> **Stored data**:
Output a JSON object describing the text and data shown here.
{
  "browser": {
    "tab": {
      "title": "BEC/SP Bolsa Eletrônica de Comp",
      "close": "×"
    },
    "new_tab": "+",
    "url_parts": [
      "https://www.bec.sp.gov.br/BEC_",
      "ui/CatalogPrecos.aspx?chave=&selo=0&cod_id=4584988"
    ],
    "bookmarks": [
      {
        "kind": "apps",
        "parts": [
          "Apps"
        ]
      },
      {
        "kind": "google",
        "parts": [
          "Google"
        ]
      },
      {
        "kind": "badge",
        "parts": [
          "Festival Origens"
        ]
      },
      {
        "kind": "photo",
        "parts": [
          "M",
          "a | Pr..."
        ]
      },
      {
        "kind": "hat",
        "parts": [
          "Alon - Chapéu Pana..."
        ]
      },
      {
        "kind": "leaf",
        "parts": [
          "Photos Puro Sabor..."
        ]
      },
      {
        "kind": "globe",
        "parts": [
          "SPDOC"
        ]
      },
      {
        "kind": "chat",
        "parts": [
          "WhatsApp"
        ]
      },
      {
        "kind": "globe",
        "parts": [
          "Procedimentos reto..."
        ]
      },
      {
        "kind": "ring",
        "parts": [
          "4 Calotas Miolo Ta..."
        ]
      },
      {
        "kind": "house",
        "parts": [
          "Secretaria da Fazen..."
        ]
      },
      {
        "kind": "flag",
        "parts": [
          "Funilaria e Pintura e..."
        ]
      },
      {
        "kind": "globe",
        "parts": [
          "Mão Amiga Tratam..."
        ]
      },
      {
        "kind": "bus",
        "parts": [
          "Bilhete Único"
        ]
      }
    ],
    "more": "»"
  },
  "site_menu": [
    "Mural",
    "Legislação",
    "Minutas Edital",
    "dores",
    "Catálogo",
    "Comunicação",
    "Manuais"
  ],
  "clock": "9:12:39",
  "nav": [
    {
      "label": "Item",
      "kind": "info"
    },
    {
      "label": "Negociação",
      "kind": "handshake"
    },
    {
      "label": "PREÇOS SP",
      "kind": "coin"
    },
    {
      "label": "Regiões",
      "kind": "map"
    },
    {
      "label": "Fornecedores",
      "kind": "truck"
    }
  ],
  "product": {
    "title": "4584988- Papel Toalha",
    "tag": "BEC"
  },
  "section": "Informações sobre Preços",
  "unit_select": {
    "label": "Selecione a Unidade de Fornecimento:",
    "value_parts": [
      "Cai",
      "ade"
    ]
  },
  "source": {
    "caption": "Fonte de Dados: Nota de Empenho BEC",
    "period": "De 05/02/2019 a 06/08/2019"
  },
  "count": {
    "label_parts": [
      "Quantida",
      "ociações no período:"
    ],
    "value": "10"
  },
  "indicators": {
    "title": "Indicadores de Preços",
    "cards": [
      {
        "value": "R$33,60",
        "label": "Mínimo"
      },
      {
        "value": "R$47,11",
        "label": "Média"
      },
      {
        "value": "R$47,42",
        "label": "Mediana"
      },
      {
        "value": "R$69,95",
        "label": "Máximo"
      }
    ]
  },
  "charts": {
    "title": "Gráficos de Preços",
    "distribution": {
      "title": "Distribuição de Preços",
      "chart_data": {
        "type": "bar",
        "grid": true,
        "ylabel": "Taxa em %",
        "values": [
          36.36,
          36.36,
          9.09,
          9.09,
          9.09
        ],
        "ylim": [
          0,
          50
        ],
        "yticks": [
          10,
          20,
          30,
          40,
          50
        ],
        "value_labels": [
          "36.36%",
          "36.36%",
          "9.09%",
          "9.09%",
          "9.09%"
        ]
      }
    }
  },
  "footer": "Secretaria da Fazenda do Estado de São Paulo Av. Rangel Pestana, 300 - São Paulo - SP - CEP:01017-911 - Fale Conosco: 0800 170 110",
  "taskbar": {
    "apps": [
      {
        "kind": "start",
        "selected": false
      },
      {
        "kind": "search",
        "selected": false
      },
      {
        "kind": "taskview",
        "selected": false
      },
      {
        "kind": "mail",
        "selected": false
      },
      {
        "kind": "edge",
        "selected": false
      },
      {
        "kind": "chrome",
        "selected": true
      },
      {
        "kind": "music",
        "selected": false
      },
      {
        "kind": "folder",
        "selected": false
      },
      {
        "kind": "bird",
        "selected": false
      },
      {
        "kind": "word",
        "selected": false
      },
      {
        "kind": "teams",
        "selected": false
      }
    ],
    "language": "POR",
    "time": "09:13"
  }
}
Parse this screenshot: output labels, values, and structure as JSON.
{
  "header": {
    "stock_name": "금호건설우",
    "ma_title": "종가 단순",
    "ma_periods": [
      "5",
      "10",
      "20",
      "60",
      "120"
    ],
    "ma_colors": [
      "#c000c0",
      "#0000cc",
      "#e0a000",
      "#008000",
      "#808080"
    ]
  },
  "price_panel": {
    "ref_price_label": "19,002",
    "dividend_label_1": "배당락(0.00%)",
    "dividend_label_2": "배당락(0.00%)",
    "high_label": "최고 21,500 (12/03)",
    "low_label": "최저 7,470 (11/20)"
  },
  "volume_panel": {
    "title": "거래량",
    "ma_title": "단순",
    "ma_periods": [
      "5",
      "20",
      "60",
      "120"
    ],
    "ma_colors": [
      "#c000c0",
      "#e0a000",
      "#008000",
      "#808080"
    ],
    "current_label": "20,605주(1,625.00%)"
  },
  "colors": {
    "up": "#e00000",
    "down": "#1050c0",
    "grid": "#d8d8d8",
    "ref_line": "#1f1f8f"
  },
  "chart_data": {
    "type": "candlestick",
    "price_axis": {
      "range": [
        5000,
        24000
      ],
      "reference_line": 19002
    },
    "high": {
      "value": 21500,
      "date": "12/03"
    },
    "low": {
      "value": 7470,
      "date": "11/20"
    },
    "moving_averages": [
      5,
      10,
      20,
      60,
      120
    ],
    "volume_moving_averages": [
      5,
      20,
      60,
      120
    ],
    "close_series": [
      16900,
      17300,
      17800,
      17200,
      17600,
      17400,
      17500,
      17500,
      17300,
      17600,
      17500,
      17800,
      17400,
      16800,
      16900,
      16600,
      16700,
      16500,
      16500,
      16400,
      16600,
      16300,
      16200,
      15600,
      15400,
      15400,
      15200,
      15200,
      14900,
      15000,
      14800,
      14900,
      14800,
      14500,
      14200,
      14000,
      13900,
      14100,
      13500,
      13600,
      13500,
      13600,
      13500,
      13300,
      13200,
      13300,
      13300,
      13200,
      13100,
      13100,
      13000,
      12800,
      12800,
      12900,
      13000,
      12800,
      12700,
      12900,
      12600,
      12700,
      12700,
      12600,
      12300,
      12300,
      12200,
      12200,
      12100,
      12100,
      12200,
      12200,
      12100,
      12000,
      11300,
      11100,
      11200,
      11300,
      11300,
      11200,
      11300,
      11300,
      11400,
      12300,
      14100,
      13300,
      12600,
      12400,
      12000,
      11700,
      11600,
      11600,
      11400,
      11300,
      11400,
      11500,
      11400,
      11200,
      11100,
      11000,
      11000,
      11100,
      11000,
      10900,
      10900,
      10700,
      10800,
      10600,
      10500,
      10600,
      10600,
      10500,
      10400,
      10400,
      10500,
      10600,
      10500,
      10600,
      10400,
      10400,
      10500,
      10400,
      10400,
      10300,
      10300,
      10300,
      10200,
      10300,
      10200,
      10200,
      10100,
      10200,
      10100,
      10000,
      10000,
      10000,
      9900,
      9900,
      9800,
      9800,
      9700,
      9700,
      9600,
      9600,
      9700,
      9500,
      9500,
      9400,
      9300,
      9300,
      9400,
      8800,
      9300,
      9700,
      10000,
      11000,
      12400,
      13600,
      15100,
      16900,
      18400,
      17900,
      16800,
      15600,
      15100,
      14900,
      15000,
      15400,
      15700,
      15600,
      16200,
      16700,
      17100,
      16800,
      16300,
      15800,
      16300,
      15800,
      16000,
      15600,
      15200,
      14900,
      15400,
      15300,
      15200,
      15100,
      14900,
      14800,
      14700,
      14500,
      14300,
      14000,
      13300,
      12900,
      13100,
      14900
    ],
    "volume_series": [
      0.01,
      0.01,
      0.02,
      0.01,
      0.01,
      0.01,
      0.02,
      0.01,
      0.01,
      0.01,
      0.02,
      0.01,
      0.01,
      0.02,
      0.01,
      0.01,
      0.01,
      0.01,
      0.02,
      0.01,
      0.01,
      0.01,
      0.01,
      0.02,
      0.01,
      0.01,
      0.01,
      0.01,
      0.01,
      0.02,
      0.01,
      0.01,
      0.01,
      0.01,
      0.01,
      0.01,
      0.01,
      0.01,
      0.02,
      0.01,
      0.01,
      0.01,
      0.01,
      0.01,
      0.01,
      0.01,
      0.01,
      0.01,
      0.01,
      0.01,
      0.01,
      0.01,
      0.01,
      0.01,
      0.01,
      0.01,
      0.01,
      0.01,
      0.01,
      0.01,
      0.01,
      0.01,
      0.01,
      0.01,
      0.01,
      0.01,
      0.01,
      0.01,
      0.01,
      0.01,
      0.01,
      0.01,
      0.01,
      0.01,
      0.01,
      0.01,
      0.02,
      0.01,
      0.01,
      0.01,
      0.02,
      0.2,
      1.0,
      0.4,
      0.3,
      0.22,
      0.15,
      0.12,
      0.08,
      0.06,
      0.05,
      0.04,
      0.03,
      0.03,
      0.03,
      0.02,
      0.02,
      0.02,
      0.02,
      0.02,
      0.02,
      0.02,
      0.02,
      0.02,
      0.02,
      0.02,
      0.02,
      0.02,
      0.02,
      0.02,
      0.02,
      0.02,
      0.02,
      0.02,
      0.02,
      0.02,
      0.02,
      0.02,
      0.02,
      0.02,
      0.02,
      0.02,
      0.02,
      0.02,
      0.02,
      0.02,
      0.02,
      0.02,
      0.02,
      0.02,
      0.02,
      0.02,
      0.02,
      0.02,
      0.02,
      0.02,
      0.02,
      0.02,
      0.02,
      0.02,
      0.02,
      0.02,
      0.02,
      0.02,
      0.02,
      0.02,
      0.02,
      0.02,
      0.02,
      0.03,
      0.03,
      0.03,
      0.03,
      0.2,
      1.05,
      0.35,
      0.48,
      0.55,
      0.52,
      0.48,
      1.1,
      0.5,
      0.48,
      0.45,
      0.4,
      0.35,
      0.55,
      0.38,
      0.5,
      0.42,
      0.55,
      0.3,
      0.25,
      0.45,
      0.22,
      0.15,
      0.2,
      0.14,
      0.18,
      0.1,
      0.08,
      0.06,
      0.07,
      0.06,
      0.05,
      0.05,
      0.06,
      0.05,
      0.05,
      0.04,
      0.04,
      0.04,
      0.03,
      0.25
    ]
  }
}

> **DIRECTIONS**: From the entries above, copy every line containing the word "values".

> **ANSWER FOR THE TASK**:
        "values": [
Parse this screenshot: output labels, values, and structure as JSON.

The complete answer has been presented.